**PROBLEM STATEMENT:** Present the following entries again, word for word and in full.

Source records
* * * *

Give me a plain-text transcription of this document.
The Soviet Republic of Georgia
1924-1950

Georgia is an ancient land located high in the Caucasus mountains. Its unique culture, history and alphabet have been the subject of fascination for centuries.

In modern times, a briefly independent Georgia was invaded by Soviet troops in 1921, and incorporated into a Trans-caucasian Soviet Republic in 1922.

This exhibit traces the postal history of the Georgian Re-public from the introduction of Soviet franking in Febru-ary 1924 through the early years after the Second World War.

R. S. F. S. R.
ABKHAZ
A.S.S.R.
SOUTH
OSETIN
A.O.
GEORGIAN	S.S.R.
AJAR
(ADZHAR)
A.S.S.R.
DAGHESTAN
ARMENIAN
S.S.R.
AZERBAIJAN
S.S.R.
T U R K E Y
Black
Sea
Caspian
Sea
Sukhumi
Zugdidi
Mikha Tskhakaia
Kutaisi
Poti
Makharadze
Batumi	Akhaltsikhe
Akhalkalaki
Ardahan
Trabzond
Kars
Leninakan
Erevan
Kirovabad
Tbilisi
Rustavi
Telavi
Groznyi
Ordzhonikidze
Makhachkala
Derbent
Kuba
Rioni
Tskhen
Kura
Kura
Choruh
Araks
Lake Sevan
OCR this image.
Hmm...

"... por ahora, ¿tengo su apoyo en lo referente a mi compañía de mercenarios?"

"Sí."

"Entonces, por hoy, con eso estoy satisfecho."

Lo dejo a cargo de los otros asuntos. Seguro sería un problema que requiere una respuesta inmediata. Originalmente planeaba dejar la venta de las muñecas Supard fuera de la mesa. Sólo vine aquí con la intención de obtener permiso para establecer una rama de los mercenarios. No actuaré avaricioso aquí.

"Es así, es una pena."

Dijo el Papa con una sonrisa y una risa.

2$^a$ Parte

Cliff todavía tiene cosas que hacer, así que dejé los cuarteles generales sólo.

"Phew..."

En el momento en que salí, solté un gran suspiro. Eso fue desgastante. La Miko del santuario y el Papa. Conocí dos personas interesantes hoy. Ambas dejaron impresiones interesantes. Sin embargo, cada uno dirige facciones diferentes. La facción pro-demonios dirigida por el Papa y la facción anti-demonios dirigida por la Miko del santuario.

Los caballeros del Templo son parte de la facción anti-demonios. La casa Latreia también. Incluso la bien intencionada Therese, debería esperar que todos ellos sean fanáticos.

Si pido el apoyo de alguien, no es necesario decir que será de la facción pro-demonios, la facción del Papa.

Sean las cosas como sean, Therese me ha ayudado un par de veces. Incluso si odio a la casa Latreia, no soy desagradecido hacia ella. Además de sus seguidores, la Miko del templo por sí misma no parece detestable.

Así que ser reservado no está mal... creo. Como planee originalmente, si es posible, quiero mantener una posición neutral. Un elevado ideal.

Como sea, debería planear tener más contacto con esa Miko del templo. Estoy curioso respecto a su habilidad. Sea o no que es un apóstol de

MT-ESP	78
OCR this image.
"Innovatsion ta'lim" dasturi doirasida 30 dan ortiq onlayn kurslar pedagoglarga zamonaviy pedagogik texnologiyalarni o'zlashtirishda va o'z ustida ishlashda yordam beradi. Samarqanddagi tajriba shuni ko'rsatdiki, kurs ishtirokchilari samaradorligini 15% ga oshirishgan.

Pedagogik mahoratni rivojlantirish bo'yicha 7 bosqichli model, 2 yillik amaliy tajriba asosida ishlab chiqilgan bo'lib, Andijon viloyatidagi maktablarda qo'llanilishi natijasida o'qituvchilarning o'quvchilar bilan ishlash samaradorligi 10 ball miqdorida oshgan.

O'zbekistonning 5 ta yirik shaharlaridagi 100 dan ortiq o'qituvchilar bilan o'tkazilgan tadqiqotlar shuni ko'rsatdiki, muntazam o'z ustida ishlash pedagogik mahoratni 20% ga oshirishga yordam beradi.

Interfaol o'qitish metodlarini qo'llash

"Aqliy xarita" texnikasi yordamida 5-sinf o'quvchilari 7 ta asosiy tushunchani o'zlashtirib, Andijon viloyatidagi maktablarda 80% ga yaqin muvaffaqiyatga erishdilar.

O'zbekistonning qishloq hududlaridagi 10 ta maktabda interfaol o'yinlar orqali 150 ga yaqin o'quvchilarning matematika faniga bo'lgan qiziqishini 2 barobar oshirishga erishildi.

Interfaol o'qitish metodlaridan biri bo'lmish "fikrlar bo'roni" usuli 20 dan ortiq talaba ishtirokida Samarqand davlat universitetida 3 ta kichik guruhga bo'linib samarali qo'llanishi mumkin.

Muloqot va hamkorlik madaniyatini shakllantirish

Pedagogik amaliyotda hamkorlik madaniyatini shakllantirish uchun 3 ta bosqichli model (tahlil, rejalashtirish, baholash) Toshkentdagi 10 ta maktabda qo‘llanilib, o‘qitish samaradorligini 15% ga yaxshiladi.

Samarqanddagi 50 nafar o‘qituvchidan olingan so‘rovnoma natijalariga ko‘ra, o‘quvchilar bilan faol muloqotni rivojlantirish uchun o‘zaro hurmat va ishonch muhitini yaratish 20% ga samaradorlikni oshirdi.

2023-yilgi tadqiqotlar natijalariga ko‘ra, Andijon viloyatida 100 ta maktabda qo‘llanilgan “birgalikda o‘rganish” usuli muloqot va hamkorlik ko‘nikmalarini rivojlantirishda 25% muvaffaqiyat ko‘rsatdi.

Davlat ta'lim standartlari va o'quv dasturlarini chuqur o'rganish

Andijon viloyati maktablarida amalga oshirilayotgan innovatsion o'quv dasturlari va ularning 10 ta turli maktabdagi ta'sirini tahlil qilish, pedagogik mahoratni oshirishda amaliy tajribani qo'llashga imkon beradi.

* * * *

**TASK SOLUTION:**
Give me a plain-text transcription of this document.
The Soviet Republic of Georgia
1924-1950

Georgia is an ancient land located high in the Caucasus mountains. Its unique culture, history and alphabet have been the subject of fascination for centuries.

In modern times, a briefly independent Georgia was invaded by Soviet troops in 1921, and incorporated into a Trans-caucasian Soviet Republic in 1922.

This exhibit traces the postal history of the Georgian Re-public from the introduction of Soviet franking in Febru-ary 1924 through the early years after the Second World War.

R. S. F. S. R.
ABKHAZ
A.S.S.R.
SOUTH
OSETIN
A.O.
GEORGIAN	S.S.R.
AJAR
(ADZHAR)
A.S.S.R.
DAGHESTAN
ARMENIAN
S.S.R.
AZERBAIJAN
S.S.R.
T U R K E Y
Black
Sea
Caspian
Sea
Sukhumi
Zugdidi
Mikha Tskhakaia
Kutaisi
Poti
Makharadze
Batumi	Akhaltsikhe
Akhalkalaki
Ardahan
Trabzond
Kars
Leninakan
Erevan
Kirovabad
Tbilisi
Rustavi
Telavi
Groznyi
Ordzhonikidze
Makhachkala
Derbent
Kuba
Rioni
Tskhen
Kura
Kura
Choruh
Araks
Lake Sevan
OCR this image.
Hmm...

"... por ahora, ¿tengo su apoyo en lo referente a mi compañía de mercenarios?"

"Sí."

"Entonces, por hoy, con eso estoy satisfecho."

Lo dejo a cargo de los otros asuntos. Seguro sería un problema que requiere una respuesta inmediata. Originalmente planeaba dejar la venta de las muñecas Supard fuera de la mesa. Sólo vine aquí con la intención de obtener permiso para establecer una rama de los mercenarios. No actuaré avaricioso aquí.

"Es así, es una pena."

Dijo el Papa con una sonrisa y una risa.

2$^a$ Parte

Cliff todavía tiene cosas que hacer, así que dejé los cuarteles generales sólo.

"Phew..."

En el momento en que salí, solté un gran suspiro. Eso fue desgastante. La Miko del santuario y el Papa. Conocí dos personas interesantes hoy. Ambas dejaron impresiones interesantes. Sin embargo, cada uno dirige facciones diferentes. La facción pro-demonios dirigida por el Papa y la facción anti-demonios dirigida por la Miko del santuario.

Los caballeros del Templo son parte de la facción anti-demonios. La casa Latreia también. Incluso la bien intencionada Therese, debería esperar que todos ellos sean fanáticos.

Si pido el apoyo de alguien, no es necesario decir que será de la facción pro-demonios, la facción del Papa.

Sean las cosas como sean, Therese me ha ayudado un par de veces. Incluso si odio a la casa Latreia, no soy desagradecido hacia ella. Además de sus seguidores, la Miko del templo por sí misma no parece detestable.

Así que ser reservado no está mal... creo. Como planee originalmente, si es posible, quiero mantener una posición neutral. Un elevado ideal.

Como sea, debería planear tener más contacto con esa Miko del templo. Estoy curioso respecto a su habilidad. Sea o no que es un apóstol de

MT-ESP	78
OCR this image.
"Innovatsion ta'lim" dasturi doirasida 30 dan ortiq onlayn kurslar pedagoglarga zamonaviy pedagogik texnologiyalarni o'zlashtirishda va o'z ustida ishlashda yordam beradi. Samarqanddagi tajriba shuni ko'rsatdiki, kurs ishtirokchilari samaradorligini 15% ga oshirishgan.

Pedagogik mahoratni rivojlantirish bo'yicha 7 bosqichli model, 2 yillik amaliy tajriba asosida ishlab chiqilgan bo'lib, Andijon viloyatidagi maktablarda qo'llanilishi natijasida o'qituvchilarning o'quvchilar bilan ishlash samaradorligi 10 ball miqdorida oshgan.

O'zbekistonning 5 ta yirik shaharlaridagi 100 dan ortiq o'qituvchilar bilan o'tkazilgan tadqiqotlar shuni ko'rsatdiki, muntazam o'z ustida ishlash pedagogik mahoratni 20% ga oshirishga yordam beradi.

Interfaol o'qitish metodlarini qo'llash

"Aqliy xarita" texnikasi yordamida 5-sinf o'quvchilari 7 ta asosiy tushunchani o'zlashtirib, Andijon viloyatidagi maktablarda 80% ga yaqin muvaffaqiyatga erishdilar.

O'zbekistonning qishloq hududlaridagi 10 ta maktabda interfaol o'yinlar orqali 150 ga yaqin o'quvchilarning matematika faniga bo'lgan qiziqishini 2 barobar oshirishga erishildi.

Interfaol o'qitish metodlaridan biri bo'lmish "fikrlar bo'roni" usuli 20 dan ortiq talaba ishtirokida Samarqand davlat universitetida 3 ta kichik guruhga bo'linib samarali qo'llanishi mumkin.

Muloqot va hamkorlik madaniyatini shakllantirish

Pedagogik amaliyotda hamkorlik madaniyatini shakllantirish uchun 3 ta bosqichli model (tahlil, rejalashtirish, baholash) Toshkentdagi 10 ta maktabda qo‘llanilib, o‘qitish samaradorligini 15% ga yaxshiladi.

Samarqanddagi 50 nafar o‘qituvchidan olingan so‘rovnoma natijalariga ko‘ra, o‘quvchilar bilan faol muloqotni rivojlantirish uchun o‘zaro hurmat va ishonch muhitini yaratish 20% ga samaradorlikni oshirdi.

2023-yilgi tadqiqotlar natijalariga ko‘ra, Andijon viloyatida 100 ta maktabda qo‘llanilgan “birgalikda o‘rganish” usuli muloqot va hamkorlik ko‘nikmalarini rivojlantirishda 25% muvaffaqiyat ko‘rsatdi.

Davlat ta'lim standartlari va o'quv dasturlarini chuqur o'rganish

Andijon viloyati maktablarida amalga oshirilayotgan innovatsion o'quv dasturlari va ularning 10 ta turli maktabdagi ta'sirini tahlil qilish, pedagogik mahoratni oshirishda amaliy tajribani qo'llashga imkon beradi.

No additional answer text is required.